Lines of data:
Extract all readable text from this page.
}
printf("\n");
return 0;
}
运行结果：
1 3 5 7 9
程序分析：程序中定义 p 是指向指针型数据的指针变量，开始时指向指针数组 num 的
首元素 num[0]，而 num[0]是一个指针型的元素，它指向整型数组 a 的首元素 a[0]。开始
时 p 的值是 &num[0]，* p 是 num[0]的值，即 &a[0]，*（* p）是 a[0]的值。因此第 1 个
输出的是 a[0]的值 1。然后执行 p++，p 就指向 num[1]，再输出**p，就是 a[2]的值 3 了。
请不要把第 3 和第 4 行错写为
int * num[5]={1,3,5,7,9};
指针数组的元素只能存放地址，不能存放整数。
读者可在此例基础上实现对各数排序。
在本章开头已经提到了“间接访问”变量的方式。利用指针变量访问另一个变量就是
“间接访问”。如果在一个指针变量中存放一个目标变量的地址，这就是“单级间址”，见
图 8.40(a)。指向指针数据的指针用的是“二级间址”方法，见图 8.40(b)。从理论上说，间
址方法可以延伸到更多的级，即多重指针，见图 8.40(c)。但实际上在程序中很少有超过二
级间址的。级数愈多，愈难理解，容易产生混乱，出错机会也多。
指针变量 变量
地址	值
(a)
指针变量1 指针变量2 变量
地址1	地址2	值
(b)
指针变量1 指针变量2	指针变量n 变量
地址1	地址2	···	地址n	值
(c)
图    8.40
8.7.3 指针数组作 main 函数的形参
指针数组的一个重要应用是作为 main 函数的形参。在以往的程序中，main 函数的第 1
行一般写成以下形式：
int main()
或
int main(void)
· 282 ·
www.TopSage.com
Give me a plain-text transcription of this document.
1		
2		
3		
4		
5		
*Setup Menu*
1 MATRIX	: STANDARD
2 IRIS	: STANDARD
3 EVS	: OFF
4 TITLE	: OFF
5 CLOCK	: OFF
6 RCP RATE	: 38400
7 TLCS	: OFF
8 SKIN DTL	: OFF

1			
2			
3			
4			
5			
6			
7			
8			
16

- [Set exercise]: Return every line exactly.

- [Problem solution]:
Extract all readable text from this page.
}
printf("\n");
return 0;
}
运行结果：
1 3 5 7 9
程序分析：程序中定义 p 是指向指针型数据的指针变量，开始时指向指针数组 num 的
首元素 num[0]，而 num[0]是一个指针型的元素，它指向整型数组 a 的首元素 a[0]。开始
时 p 的值是 &num[0]，* p 是 num[0]的值，即 &a[0]，*（* p）是 a[0]的值。因此第 1 个
输出的是 a[0]的值 1。然后执行 p++，p 就指向 num[1]，再输出**p，就是 a[2]的值 3 了。
请不要把第 3 和第 4 行错写为
int * num[5]={1,3,5,7,9};
指针数组的元素只能存放地址，不能存放整数。
读者可在此例基础上实现对各数排序。
在本章开头已经提到了“间接访问”变量的方式。利用指针变量访问另一个变量就是
“间接访问”。如果在一个指针变量中存放一个目标变量的地址，这就是“单级间址”，见
图 8.40(a)。指向指针数据的指针用的是“二级间址”方法，见图 8.40(b)。从理论上说，间
址方法可以延伸到更多的级，即多重指针，见图 8.40(c)。但实际上在程序中很少有超过二
级间址的。级数愈多，愈难理解，容易产生混乱，出错机会也多。
指针变量 变量
地址	值
(a)
指针变量1 指针变量2 变量
地址1	地址2	值
(b)
指针变量1 指针变量2	指针变量n 变量
地址1	地址2	···	地址n	值
(c)
图    8.40
8.7.3 指针数组作 main 函数的形参
指针数组的一个重要应用是作为 main 函数的形参。在以往的程序中，main 函数的第 1
行一般写成以下形式：
int main()
或
int main(void)
· 282 ·
www.TopSage.com
Give me a plain-text transcription of this document.
1		
2		
3		
4		
5		
*Setup Menu*
1 MATRIX	: STANDARD
2 IRIS	: STANDARD
3 EVS	: OFF
4 TITLE	: OFF
5 CLOCK	: OFF
6 RCP RATE	: 38400
7 TLCS	: OFF
8 SKIN DTL	: OFF

1			
2			
3			
4			
5			
6			
7			
8			
16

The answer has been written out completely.